• _Stated task_:
Write out every record in full, exactly as written, please.
----- Exercise material -----
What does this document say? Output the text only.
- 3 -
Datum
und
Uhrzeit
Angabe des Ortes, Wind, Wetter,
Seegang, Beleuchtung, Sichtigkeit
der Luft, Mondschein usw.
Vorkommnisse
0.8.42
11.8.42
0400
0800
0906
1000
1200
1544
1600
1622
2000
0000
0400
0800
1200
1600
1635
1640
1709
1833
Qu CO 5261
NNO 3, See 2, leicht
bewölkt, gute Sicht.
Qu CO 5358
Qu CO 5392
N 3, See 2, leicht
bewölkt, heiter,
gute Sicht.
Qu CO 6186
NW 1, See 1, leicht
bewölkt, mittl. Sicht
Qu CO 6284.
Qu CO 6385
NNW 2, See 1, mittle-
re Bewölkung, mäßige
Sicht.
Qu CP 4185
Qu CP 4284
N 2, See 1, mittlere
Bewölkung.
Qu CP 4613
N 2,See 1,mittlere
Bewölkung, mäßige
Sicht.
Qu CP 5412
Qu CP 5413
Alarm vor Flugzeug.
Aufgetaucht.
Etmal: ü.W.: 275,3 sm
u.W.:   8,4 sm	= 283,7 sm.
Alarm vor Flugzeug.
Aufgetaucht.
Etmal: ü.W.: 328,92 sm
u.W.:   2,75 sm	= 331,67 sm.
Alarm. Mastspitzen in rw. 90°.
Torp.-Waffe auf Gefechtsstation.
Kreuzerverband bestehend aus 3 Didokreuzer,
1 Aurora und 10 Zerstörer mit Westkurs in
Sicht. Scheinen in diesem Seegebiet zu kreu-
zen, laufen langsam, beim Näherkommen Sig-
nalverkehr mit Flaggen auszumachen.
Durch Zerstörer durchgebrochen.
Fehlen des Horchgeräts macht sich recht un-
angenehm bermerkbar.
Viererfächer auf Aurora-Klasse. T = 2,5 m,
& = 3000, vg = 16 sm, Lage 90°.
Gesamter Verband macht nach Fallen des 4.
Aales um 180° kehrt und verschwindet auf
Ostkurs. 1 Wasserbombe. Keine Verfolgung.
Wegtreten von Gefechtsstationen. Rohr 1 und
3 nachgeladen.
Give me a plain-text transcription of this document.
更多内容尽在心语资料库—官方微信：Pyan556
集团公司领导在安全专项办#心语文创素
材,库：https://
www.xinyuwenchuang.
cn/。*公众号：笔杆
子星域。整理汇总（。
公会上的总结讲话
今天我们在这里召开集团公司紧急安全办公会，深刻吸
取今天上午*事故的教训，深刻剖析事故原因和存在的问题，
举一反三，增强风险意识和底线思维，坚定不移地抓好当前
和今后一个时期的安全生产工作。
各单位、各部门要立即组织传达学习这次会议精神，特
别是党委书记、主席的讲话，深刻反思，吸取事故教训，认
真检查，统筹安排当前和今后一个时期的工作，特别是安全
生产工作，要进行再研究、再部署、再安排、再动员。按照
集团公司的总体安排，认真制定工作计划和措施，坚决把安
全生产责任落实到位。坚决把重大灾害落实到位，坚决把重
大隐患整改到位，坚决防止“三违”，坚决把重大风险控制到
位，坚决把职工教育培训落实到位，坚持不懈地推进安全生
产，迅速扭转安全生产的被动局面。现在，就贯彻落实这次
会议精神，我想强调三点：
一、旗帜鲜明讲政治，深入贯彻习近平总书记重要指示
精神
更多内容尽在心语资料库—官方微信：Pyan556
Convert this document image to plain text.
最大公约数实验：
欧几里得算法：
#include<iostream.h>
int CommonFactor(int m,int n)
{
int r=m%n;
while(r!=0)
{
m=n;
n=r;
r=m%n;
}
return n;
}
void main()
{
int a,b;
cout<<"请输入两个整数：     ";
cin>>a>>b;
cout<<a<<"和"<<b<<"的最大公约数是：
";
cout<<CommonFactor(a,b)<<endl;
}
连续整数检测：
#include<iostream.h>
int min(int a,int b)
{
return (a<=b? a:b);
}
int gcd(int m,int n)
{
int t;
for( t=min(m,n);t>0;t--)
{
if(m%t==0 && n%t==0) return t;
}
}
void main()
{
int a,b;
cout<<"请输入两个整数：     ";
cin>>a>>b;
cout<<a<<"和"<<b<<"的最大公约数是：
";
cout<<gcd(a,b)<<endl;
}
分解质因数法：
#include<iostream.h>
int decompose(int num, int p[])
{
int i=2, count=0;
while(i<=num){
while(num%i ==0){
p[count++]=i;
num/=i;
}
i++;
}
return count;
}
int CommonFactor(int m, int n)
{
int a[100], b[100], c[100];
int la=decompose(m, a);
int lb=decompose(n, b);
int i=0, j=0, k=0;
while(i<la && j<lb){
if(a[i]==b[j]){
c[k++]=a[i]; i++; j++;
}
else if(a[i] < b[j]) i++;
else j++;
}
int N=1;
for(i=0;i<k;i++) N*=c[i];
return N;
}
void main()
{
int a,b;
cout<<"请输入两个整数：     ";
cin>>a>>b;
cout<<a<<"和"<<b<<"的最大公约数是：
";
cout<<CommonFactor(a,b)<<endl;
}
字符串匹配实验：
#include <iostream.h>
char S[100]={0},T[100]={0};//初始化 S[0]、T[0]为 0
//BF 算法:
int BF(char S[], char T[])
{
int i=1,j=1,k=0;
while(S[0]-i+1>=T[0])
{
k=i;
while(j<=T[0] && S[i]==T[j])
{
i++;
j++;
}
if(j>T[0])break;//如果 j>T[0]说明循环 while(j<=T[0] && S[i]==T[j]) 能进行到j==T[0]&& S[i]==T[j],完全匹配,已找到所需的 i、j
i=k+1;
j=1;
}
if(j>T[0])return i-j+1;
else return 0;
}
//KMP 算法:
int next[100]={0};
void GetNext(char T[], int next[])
-----
• _Written reply_:
What does this document say? Output the text only.
- 3 -
Datum
und
Uhrzeit
Angabe des Ortes, Wind, Wetter,
Seegang, Beleuchtung, Sichtigkeit
der Luft, Mondschein usw.
Vorkommnisse
0.8.42
11.8.42
0400
0800
0906
1000
1200
1544
1600
1622
2000
0000
0400
0800
1200
1600
1635
1640
1709
1833
Qu CO 5261
NNO 3, See 2, leicht
bewölkt, gute Sicht.
Qu CO 5358
Qu CO 5392
N 3, See 2, leicht
bewölkt, heiter,
gute Sicht.
Qu CO 6186
NW 1, See 1, leicht
bewölkt, mittl. Sicht
Qu CO 6284.
Qu CO 6385
NNW 2, See 1, mittle-
re Bewölkung, mäßige
Sicht.
Qu CP 4185
Qu CP 4284
N 2, See 1, mittlere
Bewölkung.
Qu CP 4613
N 2,See 1,mittlere
Bewölkung, mäßige
Sicht.
Qu CP 5412
Qu CP 5413
Alarm vor Flugzeug.
Aufgetaucht.
Etmal: ü.W.: 275,3 sm
u.W.:   8,4 sm	= 283,7 sm.
Alarm vor Flugzeug.
Aufgetaucht.
Etmal: ü.W.: 328,92 sm
u.W.:   2,75 sm	= 331,67 sm.
Alarm. Mastspitzen in rw. 90°.
Torp.-Waffe auf Gefechtsstation.
Kreuzerverband bestehend aus 3 Didokreuzer,
1 Aurora und 10 Zerstörer mit Westkurs in
Sicht. Scheinen in diesem Seegebiet zu kreu-
zen, laufen langsam, beim Näherkommen Sig-
nalverkehr mit Flaggen auszumachen.
Durch Zerstörer durchgebrochen.
Fehlen des Horchgeräts macht sich recht un-
angenehm bermerkbar.
Viererfächer auf Aurora-Klasse. T = 2,5 m,
& = 3000, vg = 16 sm, Lage 90°.
Gesamter Verband macht nach Fallen des 4.
Aales um 180° kehrt und verschwindet auf
Ostkurs. 1 Wasserbombe. Keine Verfolgung.
Wegtreten von Gefechtsstationen. Rohr 1 und
3 nachgeladen.
Give me a plain-text transcription of this document.
更多内容尽在心语资料库—官方微信：Pyan556
集团公司领导在安全专项办#心语文创素
材,库：https://
www.xinyuwenchuang.
cn/。*公众号：笔杆
子星域。整理汇总（。
公会上的总结讲话
今天我们在这里召开集团公司紧急安全办公会，深刻吸
取今天上午*事故的教训，深刻剖析事故原因和存在的问题，
举一反三，增强风险意识和底线思维，坚定不移地抓好当前
和今后一个时期的安全生产工作。
各单位、各部门要立即组织传达学习这次会议精神，特
别是党委书记、主席的讲话，深刻反思，吸取事故教训，认
真检查，统筹安排当前和今后一个时期的工作，特别是安全
生产工作，要进行再研究、再部署、再安排、再动员。按照
集团公司的总体安排，认真制定工作计划和措施，坚决把安
全生产责任落实到位。坚决把重大灾害落实到位，坚决把重
大隐患整改到位，坚决防止“三违”，坚决把重大风险控制到
位，坚决把职工教育培训落实到位，坚持不懈地推进安全生
产，迅速扭转安全生产的被动局面。现在，就贯彻落实这次
会议精神，我想强调三点：
一、旗帜鲜明讲政治，深入贯彻习近平总书记重要指示
精神
更多内容尽在心语资料库—官方微信：Pyan556
Convert this document image to plain text.
最大公约数实验：
欧几里得算法：
#include<iostream.h>
int CommonFactor(int m,int n)
{
int r=m%n;
while(r!=0)
{
m=n;
n=r;
r=m%n;
}
return n;
}
void main()
{
int a,b;
cout<<"请输入两个整数：     ";
cin>>a>>b;
cout<<a<<"和"<<b<<"的最大公约数是：
";
cout<<CommonFactor(a,b)<<endl;
}
连续整数检测：
#include<iostream.h>
int min(int a,int b)
{
return (a<=b? a:b);
}
int gcd(int m,int n)
{
int t;
for( t=min(m,n);t>0;t--)
{
if(m%t==0 && n%t==0) return t;
}
}
void main()
{
int a,b;
cout<<"请输入两个整数：     ";
cin>>a>>b;
cout<<a<<"和"<<b<<"的最大公约数是：
";
cout<<gcd(a,b)<<endl;
}
分解质因数法：
#include<iostream.h>
int decompose(int num, int p[])
{
int i=2, count=0;
while(i<=num){
while(num%i ==0){
p[count++]=i;
num/=i;
}
i++;
}
return count;
}
int CommonFactor(int m, int n)
{
int a[100], b[100], c[100];
int la=decompose(m, a);
int lb=decompose(n, b);
int i=0, j=0, k=0;
while(i<la && j<lb){
if(a[i]==b[j]){
c[k++]=a[i]; i++; j++;
}
else if(a[i] < b[j]) i++;
else j++;
}
int N=1;
for(i=0;i<k;i++) N*=c[i];
return N;
}
void main()
{
int a,b;
cout<<"请输入两个整数：     ";
cin>>a>>b;
cout<<a<<"和"<<b<<"的最大公约数是：
";
cout<<CommonFactor(a,b)<<endl;
}
字符串匹配实验：
#include <iostream.h>
char S[100]={0},T[100]={0};//初始化 S[0]、T[0]为 0
//BF 算法:
int BF(char S[], char T[])
{
int i=1,j=1,k=0;
while(S[0]-i+1>=T[0])
{
k=i;
while(j<=T[0] && S[i]==T[j])
{
i++;
j++;
}
if(j>T[0])break;//如果 j>T[0]说明循环 while(j<=T[0] && S[i]==T[j]) 能进行到j==T[0]&& S[i]==T[j],完全匹配,已找到所需的 i、j
i=k+1;
j=1;
}
if(j>T[0])return i-j+1;
else return 0;
}
//KMP 算法:
int next[100]={0};
void GetNext(char T[], int next[])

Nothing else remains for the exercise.